## Supplied records

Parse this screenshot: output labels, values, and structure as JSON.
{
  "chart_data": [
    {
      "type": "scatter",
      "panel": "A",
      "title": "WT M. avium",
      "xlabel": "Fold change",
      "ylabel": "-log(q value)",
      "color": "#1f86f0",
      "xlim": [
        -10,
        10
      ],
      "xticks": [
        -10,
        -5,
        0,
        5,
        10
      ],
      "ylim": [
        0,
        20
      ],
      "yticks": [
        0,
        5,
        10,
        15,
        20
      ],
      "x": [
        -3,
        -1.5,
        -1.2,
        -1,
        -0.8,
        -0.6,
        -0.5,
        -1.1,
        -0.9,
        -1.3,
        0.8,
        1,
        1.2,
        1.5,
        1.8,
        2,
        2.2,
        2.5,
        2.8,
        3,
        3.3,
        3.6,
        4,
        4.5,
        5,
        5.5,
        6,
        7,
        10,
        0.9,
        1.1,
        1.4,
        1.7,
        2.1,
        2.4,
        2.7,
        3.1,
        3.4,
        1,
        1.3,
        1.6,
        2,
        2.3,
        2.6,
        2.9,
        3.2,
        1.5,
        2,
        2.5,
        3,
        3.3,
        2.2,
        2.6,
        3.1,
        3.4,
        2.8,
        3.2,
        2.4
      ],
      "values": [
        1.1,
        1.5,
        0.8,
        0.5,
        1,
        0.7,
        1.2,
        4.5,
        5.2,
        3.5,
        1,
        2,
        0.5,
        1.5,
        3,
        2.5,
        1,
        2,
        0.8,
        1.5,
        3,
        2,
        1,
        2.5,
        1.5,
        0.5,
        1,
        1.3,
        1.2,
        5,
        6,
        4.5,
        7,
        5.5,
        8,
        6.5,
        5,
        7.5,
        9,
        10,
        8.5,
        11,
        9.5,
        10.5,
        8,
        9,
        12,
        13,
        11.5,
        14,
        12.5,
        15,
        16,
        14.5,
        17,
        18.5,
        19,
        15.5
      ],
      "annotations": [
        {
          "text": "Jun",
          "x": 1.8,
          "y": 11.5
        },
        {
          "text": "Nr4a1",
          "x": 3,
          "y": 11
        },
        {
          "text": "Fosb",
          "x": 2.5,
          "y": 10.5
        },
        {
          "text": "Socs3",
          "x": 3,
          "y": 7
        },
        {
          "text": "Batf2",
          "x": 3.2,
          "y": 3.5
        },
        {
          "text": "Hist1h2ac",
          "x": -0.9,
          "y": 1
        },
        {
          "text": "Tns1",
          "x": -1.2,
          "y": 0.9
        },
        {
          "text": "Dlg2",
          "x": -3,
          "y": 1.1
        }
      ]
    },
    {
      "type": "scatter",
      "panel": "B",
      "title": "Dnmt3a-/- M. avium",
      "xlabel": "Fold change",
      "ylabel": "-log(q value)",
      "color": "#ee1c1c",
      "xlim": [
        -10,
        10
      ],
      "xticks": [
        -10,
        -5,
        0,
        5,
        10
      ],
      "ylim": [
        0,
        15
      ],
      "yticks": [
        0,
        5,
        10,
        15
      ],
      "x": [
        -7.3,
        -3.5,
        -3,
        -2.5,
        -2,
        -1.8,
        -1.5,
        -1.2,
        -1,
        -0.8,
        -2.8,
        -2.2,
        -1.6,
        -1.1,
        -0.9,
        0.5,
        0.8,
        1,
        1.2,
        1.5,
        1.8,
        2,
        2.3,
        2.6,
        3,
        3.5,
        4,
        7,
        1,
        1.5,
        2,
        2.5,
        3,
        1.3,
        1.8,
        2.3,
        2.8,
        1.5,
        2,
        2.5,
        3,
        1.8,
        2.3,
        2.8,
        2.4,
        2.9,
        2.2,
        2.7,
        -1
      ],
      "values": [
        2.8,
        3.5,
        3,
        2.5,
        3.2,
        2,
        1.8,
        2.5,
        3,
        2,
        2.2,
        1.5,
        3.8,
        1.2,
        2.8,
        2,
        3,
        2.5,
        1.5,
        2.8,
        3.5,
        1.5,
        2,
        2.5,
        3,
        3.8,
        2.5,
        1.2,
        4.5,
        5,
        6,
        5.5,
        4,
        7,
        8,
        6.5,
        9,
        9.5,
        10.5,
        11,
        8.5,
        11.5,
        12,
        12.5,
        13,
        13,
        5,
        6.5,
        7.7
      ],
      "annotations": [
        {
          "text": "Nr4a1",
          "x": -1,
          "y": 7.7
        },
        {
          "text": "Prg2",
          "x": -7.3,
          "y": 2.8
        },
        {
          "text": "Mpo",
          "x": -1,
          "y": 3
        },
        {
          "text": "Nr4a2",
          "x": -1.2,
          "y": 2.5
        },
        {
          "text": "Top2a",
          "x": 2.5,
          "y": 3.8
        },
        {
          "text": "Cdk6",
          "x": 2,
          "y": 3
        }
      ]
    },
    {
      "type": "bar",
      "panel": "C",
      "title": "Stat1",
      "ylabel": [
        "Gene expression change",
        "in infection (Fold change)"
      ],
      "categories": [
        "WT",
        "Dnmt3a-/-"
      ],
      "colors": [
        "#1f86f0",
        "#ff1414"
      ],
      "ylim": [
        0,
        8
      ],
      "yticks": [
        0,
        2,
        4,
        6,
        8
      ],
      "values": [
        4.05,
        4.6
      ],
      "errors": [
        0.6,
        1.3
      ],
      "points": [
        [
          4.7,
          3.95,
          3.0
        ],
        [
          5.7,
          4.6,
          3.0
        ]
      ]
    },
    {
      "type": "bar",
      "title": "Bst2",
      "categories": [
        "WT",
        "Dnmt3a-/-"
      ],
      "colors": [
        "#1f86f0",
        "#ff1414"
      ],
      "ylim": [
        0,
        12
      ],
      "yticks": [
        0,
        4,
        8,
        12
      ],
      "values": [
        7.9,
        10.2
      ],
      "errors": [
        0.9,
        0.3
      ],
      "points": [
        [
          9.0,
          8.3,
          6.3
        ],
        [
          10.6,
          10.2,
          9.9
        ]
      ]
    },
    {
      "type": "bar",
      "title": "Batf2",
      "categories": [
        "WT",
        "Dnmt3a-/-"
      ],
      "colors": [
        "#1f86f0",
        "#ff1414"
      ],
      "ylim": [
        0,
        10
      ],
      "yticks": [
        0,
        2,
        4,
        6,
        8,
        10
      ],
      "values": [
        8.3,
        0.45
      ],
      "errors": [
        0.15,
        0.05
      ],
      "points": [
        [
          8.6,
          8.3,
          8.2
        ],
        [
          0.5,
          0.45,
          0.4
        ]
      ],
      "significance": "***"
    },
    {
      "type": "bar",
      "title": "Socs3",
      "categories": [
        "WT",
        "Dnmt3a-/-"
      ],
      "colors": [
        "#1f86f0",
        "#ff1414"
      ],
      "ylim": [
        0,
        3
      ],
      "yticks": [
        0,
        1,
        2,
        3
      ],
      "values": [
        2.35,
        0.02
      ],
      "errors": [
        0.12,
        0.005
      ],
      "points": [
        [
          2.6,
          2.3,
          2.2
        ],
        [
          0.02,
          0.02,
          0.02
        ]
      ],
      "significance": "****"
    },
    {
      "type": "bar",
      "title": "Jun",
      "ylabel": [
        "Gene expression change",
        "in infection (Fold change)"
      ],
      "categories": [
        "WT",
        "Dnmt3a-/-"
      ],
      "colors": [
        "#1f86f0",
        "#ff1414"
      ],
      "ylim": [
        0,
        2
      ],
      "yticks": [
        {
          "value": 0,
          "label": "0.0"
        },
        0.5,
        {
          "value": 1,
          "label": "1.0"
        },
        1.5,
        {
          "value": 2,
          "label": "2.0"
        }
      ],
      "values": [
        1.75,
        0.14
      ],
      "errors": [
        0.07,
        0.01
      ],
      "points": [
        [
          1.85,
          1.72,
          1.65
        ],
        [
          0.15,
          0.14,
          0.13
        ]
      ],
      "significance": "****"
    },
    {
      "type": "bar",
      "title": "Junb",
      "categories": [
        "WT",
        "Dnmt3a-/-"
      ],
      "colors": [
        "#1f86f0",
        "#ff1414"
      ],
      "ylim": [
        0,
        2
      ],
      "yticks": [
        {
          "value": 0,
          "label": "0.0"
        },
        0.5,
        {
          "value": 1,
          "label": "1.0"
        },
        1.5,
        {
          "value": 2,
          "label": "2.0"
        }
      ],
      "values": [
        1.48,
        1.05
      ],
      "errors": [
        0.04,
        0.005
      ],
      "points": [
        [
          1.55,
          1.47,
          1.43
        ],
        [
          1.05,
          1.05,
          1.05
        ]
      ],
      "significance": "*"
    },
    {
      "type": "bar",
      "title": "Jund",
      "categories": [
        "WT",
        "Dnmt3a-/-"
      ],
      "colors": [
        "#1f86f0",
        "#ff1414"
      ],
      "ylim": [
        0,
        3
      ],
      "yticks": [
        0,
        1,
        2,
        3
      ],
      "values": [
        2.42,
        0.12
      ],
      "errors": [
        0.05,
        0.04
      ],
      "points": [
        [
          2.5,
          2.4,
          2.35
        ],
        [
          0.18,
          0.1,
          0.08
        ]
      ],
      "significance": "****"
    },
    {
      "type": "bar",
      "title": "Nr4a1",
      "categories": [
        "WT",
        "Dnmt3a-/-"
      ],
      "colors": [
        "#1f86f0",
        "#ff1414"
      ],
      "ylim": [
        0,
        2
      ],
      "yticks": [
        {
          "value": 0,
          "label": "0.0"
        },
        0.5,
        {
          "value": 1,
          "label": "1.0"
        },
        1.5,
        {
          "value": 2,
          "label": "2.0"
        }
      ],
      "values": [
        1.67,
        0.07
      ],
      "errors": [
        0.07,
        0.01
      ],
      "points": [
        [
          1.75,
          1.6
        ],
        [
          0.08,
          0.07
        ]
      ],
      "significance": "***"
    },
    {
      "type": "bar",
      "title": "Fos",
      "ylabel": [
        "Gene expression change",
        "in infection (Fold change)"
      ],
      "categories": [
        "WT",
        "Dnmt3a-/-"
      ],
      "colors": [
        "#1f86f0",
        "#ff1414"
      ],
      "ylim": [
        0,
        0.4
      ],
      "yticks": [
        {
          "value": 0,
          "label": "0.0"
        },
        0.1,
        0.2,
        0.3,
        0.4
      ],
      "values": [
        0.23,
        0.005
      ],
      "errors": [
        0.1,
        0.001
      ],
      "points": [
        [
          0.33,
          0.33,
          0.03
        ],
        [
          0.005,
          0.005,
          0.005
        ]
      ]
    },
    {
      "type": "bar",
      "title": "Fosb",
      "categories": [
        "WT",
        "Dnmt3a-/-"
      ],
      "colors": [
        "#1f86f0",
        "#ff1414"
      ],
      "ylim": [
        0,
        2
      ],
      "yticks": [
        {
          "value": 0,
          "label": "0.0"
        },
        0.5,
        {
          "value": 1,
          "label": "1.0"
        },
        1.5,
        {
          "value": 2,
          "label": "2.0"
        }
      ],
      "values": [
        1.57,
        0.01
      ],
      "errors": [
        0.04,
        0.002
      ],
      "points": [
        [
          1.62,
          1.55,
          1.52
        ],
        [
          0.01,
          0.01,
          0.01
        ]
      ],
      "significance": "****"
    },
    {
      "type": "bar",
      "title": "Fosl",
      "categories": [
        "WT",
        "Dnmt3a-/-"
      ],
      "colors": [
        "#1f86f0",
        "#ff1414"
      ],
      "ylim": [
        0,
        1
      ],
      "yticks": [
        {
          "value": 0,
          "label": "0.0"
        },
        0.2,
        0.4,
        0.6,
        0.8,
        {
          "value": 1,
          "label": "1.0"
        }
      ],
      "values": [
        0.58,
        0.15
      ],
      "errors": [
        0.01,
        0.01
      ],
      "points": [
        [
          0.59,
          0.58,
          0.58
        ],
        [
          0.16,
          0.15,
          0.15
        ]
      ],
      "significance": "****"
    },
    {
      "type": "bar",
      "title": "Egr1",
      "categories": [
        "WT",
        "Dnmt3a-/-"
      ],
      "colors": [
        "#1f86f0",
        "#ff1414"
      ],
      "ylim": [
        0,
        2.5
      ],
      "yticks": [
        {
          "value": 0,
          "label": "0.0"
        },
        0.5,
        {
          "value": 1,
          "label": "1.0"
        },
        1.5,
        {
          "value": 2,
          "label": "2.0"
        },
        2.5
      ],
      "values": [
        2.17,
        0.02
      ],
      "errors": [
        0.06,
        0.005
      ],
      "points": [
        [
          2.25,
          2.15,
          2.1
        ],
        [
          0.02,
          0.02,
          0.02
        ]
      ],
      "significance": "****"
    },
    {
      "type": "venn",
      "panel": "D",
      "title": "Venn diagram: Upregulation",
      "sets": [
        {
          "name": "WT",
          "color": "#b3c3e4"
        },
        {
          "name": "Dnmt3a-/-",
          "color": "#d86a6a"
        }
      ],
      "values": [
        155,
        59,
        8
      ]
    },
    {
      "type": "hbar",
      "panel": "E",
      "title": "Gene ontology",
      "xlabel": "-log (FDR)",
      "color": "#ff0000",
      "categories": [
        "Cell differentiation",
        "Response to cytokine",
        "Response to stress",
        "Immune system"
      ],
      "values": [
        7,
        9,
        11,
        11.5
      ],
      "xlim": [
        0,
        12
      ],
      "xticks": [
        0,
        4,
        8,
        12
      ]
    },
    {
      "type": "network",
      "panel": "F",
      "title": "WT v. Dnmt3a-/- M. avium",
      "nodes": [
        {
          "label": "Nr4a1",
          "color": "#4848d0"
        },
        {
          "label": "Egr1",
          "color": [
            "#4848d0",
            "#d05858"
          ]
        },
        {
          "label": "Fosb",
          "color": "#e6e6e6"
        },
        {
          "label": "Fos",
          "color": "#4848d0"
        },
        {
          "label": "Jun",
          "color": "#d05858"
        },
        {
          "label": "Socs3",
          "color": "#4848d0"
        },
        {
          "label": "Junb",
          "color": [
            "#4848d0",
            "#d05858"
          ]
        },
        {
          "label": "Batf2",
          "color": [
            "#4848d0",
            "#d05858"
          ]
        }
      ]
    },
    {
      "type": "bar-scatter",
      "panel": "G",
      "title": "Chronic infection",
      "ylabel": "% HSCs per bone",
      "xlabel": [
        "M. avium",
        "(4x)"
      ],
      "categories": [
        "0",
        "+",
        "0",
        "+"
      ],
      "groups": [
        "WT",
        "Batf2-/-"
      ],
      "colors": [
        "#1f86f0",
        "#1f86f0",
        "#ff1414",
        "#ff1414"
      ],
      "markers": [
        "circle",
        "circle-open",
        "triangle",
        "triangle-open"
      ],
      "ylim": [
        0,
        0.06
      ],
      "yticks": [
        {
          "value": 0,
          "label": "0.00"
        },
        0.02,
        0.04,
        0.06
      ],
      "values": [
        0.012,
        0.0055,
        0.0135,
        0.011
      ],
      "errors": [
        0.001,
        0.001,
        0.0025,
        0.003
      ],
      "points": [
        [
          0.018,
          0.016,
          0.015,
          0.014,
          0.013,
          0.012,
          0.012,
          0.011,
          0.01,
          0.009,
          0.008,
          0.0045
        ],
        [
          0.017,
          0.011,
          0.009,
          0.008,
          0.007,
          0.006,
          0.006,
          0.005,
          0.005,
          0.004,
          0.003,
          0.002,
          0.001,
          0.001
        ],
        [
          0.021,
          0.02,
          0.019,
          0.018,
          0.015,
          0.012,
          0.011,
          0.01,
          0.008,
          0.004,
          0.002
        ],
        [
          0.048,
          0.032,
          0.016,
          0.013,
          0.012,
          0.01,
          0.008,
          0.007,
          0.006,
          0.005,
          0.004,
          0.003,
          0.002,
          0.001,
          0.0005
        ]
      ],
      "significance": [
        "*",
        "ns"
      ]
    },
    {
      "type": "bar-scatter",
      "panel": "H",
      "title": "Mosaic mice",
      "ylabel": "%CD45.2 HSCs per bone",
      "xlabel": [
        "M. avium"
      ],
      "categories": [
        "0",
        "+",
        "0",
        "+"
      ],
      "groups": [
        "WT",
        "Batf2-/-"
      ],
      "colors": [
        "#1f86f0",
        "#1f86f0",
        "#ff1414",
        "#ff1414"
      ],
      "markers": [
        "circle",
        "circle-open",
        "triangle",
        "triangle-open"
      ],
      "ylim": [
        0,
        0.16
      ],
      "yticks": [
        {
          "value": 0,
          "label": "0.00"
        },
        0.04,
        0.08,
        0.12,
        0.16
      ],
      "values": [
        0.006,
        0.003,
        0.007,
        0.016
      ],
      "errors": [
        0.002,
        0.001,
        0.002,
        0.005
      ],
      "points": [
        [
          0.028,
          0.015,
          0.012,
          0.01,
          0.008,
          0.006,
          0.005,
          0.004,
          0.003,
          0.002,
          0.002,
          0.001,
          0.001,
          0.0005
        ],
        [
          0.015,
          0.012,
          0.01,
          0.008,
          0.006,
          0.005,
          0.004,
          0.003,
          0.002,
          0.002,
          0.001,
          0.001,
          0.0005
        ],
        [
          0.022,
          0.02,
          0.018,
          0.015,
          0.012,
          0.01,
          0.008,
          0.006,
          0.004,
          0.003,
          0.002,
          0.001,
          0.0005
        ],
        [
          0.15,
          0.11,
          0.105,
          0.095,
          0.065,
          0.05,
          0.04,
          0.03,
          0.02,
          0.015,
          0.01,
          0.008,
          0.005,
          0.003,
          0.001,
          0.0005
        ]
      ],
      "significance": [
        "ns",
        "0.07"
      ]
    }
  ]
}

## Written exercise
All lines that include "panel" are to be gathered and copied.

## Task answer
      "panel": "A",
      "panel": "B",
      "panel": "C",
      "panel": "D",
      "panel": "E",
      "panel": "F",
      "panel": "G",
      "panel": "H",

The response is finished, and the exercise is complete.